━━━ The data
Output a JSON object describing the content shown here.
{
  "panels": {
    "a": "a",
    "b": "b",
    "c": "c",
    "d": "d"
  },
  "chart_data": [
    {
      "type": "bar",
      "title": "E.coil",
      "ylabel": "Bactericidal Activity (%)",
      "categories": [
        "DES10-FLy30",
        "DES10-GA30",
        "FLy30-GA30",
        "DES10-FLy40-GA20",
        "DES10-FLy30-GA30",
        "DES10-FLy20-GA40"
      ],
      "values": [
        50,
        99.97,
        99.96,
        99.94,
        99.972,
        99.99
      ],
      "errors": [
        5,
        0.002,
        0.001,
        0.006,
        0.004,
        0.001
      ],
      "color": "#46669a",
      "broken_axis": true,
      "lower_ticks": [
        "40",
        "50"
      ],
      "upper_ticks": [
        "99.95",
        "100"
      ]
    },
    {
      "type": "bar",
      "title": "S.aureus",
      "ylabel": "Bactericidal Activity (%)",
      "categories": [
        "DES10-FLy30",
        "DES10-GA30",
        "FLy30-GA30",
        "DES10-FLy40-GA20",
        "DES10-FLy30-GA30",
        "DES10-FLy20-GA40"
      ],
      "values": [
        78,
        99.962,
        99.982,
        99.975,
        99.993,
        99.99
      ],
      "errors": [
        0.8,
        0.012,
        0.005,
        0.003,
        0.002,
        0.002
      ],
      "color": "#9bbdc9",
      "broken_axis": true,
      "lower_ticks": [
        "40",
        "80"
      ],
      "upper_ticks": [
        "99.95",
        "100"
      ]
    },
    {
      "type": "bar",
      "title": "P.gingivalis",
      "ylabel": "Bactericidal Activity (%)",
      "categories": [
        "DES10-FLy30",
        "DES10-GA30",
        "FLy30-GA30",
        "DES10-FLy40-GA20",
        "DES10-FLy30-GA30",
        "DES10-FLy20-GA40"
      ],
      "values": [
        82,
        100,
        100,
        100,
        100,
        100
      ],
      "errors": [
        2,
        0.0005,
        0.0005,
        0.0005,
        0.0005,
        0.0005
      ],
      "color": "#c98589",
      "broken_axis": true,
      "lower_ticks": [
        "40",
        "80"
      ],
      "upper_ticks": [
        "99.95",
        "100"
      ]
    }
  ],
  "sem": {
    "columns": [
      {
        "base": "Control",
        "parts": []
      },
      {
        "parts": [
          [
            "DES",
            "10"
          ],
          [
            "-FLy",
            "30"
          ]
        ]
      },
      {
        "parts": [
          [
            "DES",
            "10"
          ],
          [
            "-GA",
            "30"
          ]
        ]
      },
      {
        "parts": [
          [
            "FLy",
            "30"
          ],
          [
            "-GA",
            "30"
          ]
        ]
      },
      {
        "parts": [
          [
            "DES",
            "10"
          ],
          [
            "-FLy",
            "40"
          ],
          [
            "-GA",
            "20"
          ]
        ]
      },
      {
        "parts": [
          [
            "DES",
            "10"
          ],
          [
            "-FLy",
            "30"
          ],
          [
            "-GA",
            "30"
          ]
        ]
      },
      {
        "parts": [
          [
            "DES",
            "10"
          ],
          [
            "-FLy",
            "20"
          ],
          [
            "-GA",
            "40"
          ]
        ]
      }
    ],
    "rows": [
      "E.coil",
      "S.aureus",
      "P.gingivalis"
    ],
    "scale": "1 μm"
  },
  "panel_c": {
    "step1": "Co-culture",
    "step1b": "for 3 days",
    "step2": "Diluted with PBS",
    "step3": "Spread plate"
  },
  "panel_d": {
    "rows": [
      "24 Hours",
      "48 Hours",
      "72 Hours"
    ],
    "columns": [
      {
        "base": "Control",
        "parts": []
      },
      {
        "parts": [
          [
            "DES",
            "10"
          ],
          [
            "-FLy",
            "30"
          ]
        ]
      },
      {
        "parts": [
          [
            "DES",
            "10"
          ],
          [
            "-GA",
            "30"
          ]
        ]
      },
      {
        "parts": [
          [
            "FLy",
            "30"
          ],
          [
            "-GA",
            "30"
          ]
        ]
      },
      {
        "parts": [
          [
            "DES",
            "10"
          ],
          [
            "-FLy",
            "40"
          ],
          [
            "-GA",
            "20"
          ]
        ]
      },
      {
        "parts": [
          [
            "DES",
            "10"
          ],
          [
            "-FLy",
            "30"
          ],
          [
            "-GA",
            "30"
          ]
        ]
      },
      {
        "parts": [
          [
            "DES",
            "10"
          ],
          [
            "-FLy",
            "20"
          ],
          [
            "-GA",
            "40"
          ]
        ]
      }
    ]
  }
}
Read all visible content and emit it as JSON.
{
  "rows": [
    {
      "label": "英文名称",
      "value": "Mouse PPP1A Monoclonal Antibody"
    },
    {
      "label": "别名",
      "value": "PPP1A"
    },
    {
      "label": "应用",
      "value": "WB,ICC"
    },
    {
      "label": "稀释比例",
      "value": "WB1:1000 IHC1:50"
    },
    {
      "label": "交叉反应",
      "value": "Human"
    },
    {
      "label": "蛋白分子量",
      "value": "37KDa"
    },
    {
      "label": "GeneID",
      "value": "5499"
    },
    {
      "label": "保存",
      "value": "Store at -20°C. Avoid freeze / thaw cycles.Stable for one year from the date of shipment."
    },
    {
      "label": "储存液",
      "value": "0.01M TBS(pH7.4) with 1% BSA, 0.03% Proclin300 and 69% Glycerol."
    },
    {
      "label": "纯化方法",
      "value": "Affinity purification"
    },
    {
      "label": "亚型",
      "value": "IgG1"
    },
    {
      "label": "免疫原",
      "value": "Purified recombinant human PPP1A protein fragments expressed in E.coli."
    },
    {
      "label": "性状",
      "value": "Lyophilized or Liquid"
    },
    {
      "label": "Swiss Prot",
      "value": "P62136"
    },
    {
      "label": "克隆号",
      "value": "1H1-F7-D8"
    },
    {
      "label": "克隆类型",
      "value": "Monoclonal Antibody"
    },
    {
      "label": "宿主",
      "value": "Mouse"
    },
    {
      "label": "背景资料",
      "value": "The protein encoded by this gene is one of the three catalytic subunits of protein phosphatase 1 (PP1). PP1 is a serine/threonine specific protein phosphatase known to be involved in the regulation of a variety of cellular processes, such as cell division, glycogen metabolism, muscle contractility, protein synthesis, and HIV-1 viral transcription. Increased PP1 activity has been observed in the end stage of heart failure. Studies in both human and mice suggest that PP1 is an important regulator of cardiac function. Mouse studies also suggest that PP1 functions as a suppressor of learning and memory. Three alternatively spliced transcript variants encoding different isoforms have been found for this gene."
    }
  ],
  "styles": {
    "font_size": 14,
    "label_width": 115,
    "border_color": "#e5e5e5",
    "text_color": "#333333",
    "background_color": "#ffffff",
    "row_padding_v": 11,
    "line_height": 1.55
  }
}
━━━━━━
Work request.
Give back the full listing exactly as it stands above.

Solution for this exercise.
Output a JSON object describing the content shown here.
{
  "panels": {
    "a": "a",
    "b": "b",
    "c": "c",
    "d": "d"
  },
  "chart_data": [
    {
      "type": "bar",
      "title": "E.coil",
      "ylabel": "Bactericidal Activity (%)",
      "categories": [
        "DES10-FLy30",
        "DES10-GA30",
        "FLy30-GA30",
        "DES10-FLy40-GA20",
        "DES10-FLy30-GA30",
        "DES10-FLy20-GA40"
      ],
      "values": [
        50,
        99.97,
        99.96,
        99.94,
        99.972,
        99.99
      ],
      "errors": [
        5,
        0.002,
        0.001,
        0.006,
        0.004,
        0.001
      ],
      "color": "#46669a",
      "broken_axis": true,
      "lower_ticks": [
        "40",
        "50"
      ],
      "upper_ticks": [
        "99.95",
        "100"
      ]
    },
    {
      "type": "bar",
      "title": "S.aureus",
      "ylabel": "Bactericidal Activity (%)",
      "categories": [
        "DES10-FLy30",
        "DES10-GA30",
        "FLy30-GA30",
        "DES10-FLy40-GA20",
        "DES10-FLy30-GA30",
        "DES10-FLy20-GA40"
      ],
      "values": [
        78,
        99.962,
        99.982,
        99.975,
        99.993,
        99.99
      ],
      "errors": [
        0.8,
        0.012,
        0.005,
        0.003,
        0.002,
        0.002
      ],
      "color": "#9bbdc9",
      "broken_axis": true,
      "lower_ticks": [
        "40",
        "80"
      ],
      "upper_ticks": [
        "99.95",
        "100"
      ]
    },
    {
      "type": "bar",
      "title": "P.gingivalis",
      "ylabel": "Bactericidal Activity (%)",
      "categories": [
        "DES10-FLy30",
        "DES10-GA30",
        "FLy30-GA30",
        "DES10-FLy40-GA20",
        "DES10-FLy30-GA30",
        "DES10-FLy20-GA40"
      ],
      "values": [
        82,
        100,
        100,
        100,
        100,
        100
      ],
      "errors": [
        2,
        0.0005,
        0.0005,
        0.0005,
        0.0005,
        0.0005
      ],
      "color": "#c98589",
      "broken_axis": true,
      "lower_ticks": [
        "40",
        "80"
      ],
      "upper_ticks": [
        "99.95",
        "100"
      ]
    }
  ],
  "sem": {
    "columns": [
      {
        "base": "Control",
        "parts": []
      },
      {
        "parts": [
          [
            "DES",
            "10"
          ],
          [
            "-FLy",
            "30"
          ]
        ]
      },
      {
        "parts": [
          [
            "DES",
            "10"
          ],
          [
            "-GA",
            "30"
          ]
        ]
      },
      {
        "parts": [
          [
            "FLy",
            "30"
          ],
          [
            "-GA",
            "30"
          ]
        ]
      },
      {
        "parts": [
          [
            "DES",
            "10"
          ],
          [
            "-FLy",
            "40"
          ],
          [
            "-GA",
            "20"
          ]
        ]
      },
      {
        "parts": [
          [
            "DES",
            "10"
          ],
          [
            "-FLy",
            "30"
          ],
          [
            "-GA",
            "30"
          ]
        ]
      },
      {
        "parts": [
          [
            "DES",
            "10"
          ],
          [
            "-FLy",
            "20"
          ],
          [
            "-GA",
            "40"
          ]
        ]
      }
    ],
    "rows": [
      "E.coil",
      "S.aureus",
      "P.gingivalis"
    ],
    "scale": "1 μm"
  },
  "panel_c": {
    "step1": "Co-culture",
    "step1b": "for 3 days",
    "step2": "Diluted with PBS",
    "step3": "Spread plate"
  },
  "panel_d": {
    "rows": [
      "24 Hours",
      "48 Hours",
      "72 Hours"
    ],
    "columns": [
      {
        "base": "Control",
        "parts": []
      },
      {
        "parts": [
          [
            "DES",
            "10"
          ],
          [
            "-FLy",
            "30"
          ]
        ]
      },
      {
        "parts": [
          [
            "DES",
            "10"
          ],
          [
            "-GA",
            "30"
          ]
        ]
      },
      {
        "parts": [
          [
            "FLy",
            "30"
          ],
          [
            "-GA",
            "30"
          ]
        ]
      },
      {
        "parts": [
          [
            "DES",
            "10"
          ],
          [
            "-FLy",
            "40"
          ],
          [
            "-GA",
            "20"
          ]
        ]
      },
      {
        "parts": [
          [
            "DES",
            "10"
          ],
          [
            "-FLy",
            "30"
          ],
          [
            "-GA",
            "30"
          ]
        ]
      },
      {
        "parts": [
          [
            "DES",
            "10"
          ],
          [
            "-FLy",
            "20"
          ],
          [
            "-GA",
            "40"
          ]
        ]
      }
    ]
  }
}
Read all visible content and emit it as JSON.
{
  "rows": [
    {
      "label": "英文名称",
      "value": "Mouse PPP1A Monoclonal Antibody"
    },
    {
      "label": "别名",
      "value": "PPP1A"
    },
    {
      "label": "应用",
      "value": "WB,ICC"
    },
    {
      "label": "稀释比例",
      "value": "WB1:1000 IHC1:50"
    },
    {
      "label": "交叉反应",
      "value": "Human"
    },
    {
      "label": "蛋白分子量",
      "value": "37KDa"
    },
    {
      "label": "GeneID",
      "value": "5499"
    },
    {
      "label": "保存",
      "value": "Store at -20°C. Avoid freeze / thaw cycles.Stable for one year from the date of shipment."
    },
    {
      "label": "储存液",
      "value": "0.01M TBS(pH7.4) with 1% BSA, 0.03% Proclin300 and 69% Glycerol."
    },
    {
      "label": "纯化方法",
      "value": "Affinity purification"
    },
    {
      "label": "亚型",
      "value": "IgG1"
    },
    {
      "label": "免疫原",
      "value": "Purified recombinant human PPP1A protein fragments expressed in E.coli."
    },
    {
      "label": "性状",
      "value": "Lyophilized or Liquid"
    },
    {
      "label": "Swiss Prot",
      "value": "P62136"
    },
    {
      "label": "克隆号",
      "value": "1H1-F7-D8"
    },
    {
      "label": "克隆类型",
      "value": "Monoclonal Antibody"
    },
    {
      "label": "宿主",
      "value": "Mouse"
    },
    {
      "label": "背景资料",
      "value": "The protein encoded by this gene is one of the three catalytic subunits of protein phosphatase 1 (PP1). PP1 is a serine/threonine specific protein phosphatase known to be involved in the regulation of a variety of cellular processes, such as cell division, glycogen metabolism, muscle contractility, protein synthesis, and HIV-1 viral transcription. Increased PP1 activity has been observed in the end stage of heart failure. Studies in both human and mice suggest that PP1 is an important regulator of cardiac function. Mouse studies also suggest that PP1 functions as a suppressor of learning and memory. Three alternatively spliced transcript variants encoding different isoforms have been found for this gene."
    }
  ],
  "styles": {
    "font_size": 14,
    "label_width": 115,
    "border_color": "#e5e5e5",
    "text_color": "#333333",
    "background_color": "#ffffff",
    "row_padding_v": 11,
    "line_height": 1.55
  }
}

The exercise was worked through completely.